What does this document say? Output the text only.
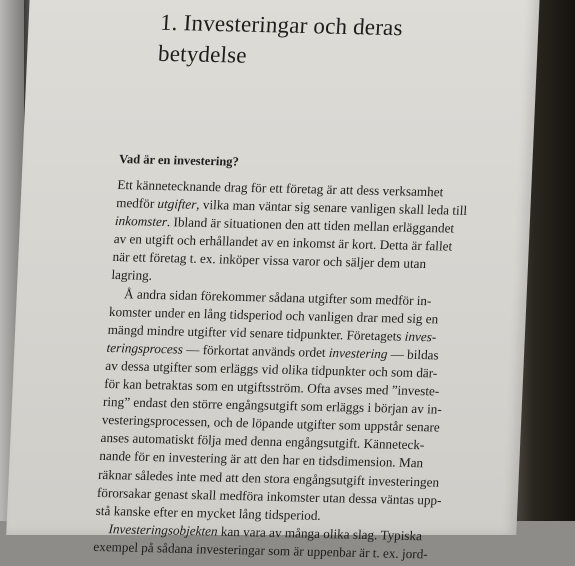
1. Investeringar och deras
betydelse
Vad är en investering?
Ett kännetecknande drag för ett företag är att dess verksamhet
medför utgifter, vilka man väntar sig senare vanligen skall leda till
inkomster. Ibland är situationen den att tiden mellan erläggandet
av en utgift och erhållandet av en inkomst är kort. Detta är fallet
när ett företag t. ex. inköper vissa varor och säljer dem utan
lagring.
Å andra sidan förekommer sådana utgifter som medför in-
komster under en lång tidsperiod och vanligen drar med sig en
mängd mindre utgifter vid senare tidpunkter. Företagets inves-
teringsprocess — förkortat används ordet investering — bildas
av dessa utgifter som erläggs vid olika tidpunkter och som där-
för kan betraktas som en utgiftsström. Ofta avses med ”investe-
ring” endast den större engångsutgift som erläggs i början av in-
vesteringsprocessen, och de löpande utgifter som uppstår senare
anses automatiskt följa med denna engångsutgift. Känneteck-
nande för en investering är att den har en tidsdimension. Man
räknar således inte med att den stora engångsutgift investeringen
förorsakar genast skall medföra inkomster utan dessa väntas upp-
stå kanske efter en mycket lång tidsperiod.
Investeringsobjekten kan vara av många olika slag. Typiska
exempel på sådana investeringar som är uppenbar är t. ex. jord-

....

- **EXERCISE DESCRIPTION**
Each line that holds the word "tidpunkter" is to be copied.

- **RESULT OF THE EXERCISE**
mängd mindre utgifter vid senare tidpunkter. Företagets inves-
av dessa utgifter som erläggs vid olika tidpunkter och som där-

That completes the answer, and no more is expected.